Lines of data:
(begin)

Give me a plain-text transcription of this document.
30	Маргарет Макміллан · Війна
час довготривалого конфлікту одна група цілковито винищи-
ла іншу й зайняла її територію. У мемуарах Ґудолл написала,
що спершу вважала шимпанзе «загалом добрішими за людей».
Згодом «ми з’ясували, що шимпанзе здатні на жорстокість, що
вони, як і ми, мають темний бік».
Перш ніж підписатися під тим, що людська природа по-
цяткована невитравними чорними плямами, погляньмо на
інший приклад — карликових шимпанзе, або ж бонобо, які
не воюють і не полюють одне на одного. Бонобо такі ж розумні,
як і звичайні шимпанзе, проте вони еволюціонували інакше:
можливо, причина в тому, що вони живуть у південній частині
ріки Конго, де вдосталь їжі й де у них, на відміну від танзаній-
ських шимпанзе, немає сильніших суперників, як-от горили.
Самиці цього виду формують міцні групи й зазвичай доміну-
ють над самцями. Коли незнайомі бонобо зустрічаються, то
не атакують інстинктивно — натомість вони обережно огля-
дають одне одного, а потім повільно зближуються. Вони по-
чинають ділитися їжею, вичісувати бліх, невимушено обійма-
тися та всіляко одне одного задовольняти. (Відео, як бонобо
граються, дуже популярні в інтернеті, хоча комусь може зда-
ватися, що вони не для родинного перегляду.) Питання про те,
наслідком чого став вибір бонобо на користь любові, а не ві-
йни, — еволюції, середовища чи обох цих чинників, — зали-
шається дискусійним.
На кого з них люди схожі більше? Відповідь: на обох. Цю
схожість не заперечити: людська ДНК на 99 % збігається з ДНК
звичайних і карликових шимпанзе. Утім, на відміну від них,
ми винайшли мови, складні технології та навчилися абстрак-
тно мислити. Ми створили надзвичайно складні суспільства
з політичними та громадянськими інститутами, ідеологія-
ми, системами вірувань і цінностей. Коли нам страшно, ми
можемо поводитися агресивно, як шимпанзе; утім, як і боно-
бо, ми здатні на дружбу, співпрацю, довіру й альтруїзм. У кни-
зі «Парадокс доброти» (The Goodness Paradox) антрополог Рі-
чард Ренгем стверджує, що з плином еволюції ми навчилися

(end)

• Problem to solve: For the string "одне", count the lines of the entries above that include it; answer with the number only.

• Response to this exercise: 3